> **THE REQUEST**: Pick out each line of the records that includes the string "brand", and copy it.

> **DATA ROWS**:
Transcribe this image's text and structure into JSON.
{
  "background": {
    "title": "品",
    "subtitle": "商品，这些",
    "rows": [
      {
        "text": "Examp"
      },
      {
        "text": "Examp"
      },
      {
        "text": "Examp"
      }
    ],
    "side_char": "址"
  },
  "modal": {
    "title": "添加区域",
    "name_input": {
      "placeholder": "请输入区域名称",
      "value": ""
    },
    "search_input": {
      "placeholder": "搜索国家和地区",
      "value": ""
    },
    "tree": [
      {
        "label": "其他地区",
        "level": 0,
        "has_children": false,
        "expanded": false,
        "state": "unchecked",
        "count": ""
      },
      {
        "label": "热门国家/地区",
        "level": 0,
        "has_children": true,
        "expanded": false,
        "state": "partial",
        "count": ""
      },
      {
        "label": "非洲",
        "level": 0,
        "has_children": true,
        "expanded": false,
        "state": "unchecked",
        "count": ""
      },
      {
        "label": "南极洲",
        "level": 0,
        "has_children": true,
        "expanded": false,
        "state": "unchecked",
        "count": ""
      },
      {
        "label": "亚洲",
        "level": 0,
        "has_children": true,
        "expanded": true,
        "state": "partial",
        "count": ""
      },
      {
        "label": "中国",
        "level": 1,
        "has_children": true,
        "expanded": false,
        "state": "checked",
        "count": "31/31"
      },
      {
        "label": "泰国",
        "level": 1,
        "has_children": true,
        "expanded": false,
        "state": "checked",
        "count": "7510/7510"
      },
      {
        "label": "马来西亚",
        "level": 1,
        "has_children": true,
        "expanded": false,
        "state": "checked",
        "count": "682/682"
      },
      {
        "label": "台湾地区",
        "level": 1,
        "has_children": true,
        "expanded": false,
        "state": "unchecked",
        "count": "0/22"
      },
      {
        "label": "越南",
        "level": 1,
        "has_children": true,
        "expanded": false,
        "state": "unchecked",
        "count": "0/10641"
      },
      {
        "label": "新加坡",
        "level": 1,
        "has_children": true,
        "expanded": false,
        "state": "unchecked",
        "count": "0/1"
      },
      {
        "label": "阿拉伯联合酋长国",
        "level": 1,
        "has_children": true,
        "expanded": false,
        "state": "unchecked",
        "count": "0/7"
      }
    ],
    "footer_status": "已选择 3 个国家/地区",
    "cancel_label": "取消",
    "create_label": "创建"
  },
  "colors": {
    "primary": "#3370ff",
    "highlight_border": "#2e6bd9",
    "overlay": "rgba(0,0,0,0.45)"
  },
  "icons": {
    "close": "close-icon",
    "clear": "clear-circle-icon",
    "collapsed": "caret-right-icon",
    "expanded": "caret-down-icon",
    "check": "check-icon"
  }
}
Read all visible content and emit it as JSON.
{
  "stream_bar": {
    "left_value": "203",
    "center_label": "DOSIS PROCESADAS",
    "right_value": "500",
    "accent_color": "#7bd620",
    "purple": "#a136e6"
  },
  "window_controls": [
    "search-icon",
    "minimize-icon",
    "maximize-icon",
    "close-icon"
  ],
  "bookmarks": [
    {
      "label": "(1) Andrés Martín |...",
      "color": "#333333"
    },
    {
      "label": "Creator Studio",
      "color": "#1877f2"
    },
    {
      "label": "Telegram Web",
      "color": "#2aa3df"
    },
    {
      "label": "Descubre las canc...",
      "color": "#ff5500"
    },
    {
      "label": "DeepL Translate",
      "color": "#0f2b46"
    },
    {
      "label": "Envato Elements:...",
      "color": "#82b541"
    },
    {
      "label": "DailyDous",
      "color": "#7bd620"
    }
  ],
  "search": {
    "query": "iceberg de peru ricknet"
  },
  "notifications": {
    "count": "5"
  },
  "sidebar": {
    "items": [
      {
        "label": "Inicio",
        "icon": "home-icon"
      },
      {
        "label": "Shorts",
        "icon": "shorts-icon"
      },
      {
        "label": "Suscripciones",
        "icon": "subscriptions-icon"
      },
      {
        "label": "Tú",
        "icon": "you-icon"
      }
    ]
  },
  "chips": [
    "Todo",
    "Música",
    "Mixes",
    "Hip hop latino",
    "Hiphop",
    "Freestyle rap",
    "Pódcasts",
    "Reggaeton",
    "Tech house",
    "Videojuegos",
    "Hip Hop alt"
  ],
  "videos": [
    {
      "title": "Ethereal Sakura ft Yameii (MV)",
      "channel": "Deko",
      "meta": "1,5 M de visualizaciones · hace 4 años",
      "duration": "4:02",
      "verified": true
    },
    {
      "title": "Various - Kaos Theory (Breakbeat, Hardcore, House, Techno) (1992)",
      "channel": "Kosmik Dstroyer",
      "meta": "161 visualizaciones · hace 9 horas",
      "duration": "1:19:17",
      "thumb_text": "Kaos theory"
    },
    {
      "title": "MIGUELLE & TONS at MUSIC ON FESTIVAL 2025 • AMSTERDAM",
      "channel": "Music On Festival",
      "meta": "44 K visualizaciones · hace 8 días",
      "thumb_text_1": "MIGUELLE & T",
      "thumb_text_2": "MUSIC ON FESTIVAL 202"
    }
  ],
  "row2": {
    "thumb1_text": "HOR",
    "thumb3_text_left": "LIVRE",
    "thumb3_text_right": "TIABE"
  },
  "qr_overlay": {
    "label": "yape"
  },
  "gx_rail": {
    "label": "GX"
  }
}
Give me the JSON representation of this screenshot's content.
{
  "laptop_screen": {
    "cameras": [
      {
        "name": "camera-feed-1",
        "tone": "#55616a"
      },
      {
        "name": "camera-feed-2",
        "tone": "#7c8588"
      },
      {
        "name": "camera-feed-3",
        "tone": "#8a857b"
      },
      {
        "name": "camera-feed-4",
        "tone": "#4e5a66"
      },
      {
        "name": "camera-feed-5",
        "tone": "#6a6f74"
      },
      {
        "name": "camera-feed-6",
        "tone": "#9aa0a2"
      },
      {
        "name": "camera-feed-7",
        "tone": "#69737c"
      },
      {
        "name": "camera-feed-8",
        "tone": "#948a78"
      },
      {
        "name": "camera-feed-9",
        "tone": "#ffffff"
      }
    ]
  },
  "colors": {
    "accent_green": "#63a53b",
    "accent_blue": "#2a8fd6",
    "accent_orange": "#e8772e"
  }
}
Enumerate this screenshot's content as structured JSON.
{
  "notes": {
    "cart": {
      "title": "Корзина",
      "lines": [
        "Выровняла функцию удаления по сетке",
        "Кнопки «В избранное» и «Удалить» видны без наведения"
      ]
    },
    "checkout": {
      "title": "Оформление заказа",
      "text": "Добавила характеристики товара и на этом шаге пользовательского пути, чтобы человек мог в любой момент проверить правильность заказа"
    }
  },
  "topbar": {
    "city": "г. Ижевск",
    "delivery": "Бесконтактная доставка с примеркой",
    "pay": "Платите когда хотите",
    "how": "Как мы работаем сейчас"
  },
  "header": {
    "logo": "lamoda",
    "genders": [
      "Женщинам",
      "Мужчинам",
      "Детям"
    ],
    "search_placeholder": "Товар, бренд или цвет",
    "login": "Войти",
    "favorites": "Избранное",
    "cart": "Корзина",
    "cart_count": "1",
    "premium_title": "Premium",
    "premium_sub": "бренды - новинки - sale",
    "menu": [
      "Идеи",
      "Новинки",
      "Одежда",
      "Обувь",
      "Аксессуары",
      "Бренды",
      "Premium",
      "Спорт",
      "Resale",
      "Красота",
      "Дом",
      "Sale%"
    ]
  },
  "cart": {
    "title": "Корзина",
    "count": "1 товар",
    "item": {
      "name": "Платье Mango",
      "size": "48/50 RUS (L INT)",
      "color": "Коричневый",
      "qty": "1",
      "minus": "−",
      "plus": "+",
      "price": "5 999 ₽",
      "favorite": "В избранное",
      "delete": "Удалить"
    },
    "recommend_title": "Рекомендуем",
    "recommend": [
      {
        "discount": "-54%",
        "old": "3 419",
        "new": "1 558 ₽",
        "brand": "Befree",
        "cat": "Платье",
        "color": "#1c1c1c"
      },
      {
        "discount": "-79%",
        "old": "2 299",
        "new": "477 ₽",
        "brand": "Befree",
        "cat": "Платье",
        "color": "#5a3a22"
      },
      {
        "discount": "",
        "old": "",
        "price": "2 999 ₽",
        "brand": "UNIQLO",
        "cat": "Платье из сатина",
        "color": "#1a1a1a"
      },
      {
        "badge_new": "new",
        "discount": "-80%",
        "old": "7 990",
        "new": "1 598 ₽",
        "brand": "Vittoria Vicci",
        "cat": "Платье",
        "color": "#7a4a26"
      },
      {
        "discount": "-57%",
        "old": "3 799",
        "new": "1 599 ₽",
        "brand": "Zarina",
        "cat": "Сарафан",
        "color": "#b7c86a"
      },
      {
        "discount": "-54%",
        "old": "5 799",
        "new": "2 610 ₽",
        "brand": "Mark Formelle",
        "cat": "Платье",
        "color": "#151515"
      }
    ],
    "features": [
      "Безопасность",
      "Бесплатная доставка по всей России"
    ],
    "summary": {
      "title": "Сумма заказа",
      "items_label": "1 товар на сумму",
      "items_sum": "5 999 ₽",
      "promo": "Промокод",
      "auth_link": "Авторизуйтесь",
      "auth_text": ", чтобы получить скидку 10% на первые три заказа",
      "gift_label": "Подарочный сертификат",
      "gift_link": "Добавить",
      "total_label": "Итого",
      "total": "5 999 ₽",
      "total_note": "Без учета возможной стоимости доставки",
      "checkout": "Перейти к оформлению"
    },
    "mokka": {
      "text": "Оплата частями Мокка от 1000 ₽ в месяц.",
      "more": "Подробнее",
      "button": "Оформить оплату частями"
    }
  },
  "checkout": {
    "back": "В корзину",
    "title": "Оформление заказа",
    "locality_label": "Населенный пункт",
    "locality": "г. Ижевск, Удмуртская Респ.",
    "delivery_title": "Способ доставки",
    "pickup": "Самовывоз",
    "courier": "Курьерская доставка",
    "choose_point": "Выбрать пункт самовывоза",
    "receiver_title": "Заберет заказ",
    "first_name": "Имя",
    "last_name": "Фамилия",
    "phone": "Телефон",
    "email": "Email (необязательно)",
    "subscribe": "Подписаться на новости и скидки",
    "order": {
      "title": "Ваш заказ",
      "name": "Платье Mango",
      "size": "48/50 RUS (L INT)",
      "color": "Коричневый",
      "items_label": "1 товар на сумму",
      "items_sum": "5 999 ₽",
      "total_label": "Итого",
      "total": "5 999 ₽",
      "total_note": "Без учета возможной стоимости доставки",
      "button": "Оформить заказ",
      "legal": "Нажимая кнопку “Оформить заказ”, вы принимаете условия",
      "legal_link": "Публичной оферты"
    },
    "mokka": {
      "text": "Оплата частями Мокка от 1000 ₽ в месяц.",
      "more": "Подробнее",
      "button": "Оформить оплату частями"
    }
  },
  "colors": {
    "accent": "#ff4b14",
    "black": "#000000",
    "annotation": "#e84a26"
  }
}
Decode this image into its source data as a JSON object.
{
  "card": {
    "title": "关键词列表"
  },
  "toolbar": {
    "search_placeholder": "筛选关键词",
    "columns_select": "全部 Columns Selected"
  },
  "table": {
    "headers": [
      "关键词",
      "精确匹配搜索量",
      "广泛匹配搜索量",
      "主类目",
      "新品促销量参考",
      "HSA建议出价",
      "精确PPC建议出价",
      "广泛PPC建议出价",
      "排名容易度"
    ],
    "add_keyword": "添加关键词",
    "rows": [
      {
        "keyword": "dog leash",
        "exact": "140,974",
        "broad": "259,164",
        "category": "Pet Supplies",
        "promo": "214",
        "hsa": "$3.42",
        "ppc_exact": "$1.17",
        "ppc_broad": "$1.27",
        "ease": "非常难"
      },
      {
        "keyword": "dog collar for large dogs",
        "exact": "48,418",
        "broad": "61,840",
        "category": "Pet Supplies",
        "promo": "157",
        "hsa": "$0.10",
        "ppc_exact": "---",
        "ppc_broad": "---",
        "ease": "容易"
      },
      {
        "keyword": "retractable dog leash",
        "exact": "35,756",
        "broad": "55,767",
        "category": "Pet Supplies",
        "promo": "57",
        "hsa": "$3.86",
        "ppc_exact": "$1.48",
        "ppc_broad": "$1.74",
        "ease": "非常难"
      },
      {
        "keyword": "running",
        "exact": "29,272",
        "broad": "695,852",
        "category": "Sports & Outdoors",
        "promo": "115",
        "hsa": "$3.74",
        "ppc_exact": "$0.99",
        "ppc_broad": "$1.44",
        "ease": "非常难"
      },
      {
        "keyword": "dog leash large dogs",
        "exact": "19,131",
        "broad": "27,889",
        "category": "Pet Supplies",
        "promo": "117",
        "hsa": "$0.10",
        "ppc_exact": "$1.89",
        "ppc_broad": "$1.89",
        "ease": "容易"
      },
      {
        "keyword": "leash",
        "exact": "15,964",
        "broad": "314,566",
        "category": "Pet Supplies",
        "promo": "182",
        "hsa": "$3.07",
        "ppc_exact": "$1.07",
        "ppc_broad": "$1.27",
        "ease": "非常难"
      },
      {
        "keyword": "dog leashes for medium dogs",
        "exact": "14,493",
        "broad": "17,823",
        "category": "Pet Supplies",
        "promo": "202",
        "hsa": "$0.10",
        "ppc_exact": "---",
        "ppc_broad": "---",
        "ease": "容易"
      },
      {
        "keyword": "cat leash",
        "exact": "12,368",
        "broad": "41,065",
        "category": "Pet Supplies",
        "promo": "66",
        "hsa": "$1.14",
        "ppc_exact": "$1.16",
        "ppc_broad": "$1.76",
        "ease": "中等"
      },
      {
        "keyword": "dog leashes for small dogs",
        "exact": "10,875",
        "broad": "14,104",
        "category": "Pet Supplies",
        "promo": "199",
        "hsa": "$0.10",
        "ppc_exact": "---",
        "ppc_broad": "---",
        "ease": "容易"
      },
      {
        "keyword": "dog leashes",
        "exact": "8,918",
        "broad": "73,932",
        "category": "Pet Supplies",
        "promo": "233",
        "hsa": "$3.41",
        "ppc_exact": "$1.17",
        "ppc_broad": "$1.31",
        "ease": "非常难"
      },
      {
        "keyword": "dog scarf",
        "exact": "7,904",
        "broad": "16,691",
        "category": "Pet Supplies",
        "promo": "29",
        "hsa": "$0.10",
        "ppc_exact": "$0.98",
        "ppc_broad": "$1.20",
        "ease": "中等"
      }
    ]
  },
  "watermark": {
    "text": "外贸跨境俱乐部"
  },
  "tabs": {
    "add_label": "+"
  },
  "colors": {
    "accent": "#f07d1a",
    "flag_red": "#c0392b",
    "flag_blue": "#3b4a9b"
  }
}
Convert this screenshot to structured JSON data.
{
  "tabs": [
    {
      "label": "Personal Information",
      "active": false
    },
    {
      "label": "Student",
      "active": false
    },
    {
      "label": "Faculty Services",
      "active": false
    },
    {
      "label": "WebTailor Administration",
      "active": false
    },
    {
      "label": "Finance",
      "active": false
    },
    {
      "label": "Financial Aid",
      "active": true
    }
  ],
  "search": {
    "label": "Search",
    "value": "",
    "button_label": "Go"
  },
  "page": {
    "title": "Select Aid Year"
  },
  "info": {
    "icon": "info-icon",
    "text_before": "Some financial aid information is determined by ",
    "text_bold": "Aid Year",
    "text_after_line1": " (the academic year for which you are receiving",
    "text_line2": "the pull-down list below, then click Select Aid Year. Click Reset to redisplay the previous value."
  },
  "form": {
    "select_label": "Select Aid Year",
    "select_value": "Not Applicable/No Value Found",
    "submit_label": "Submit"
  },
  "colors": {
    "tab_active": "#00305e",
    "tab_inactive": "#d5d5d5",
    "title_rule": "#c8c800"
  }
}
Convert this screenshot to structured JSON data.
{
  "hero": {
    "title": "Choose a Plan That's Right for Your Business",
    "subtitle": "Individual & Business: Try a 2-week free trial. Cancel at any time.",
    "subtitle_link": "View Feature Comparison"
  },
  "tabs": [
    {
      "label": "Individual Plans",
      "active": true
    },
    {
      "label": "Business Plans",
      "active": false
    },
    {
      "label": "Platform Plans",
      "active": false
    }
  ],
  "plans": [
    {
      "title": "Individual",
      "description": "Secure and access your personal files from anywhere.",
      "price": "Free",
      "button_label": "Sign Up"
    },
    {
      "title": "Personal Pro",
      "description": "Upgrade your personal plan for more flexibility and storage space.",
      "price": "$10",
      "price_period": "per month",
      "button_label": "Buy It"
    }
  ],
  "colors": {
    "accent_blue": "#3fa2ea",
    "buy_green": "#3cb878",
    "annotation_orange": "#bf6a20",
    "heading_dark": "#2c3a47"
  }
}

> **COMPLETE ANSWER**:
        "brand": "Befree",
        "brand": "Befree",
        "brand": "UNIQLO",
        "brand": "Vittoria Vicci",
        "brand": "Zarina",
        "brand": "Mark Formelle",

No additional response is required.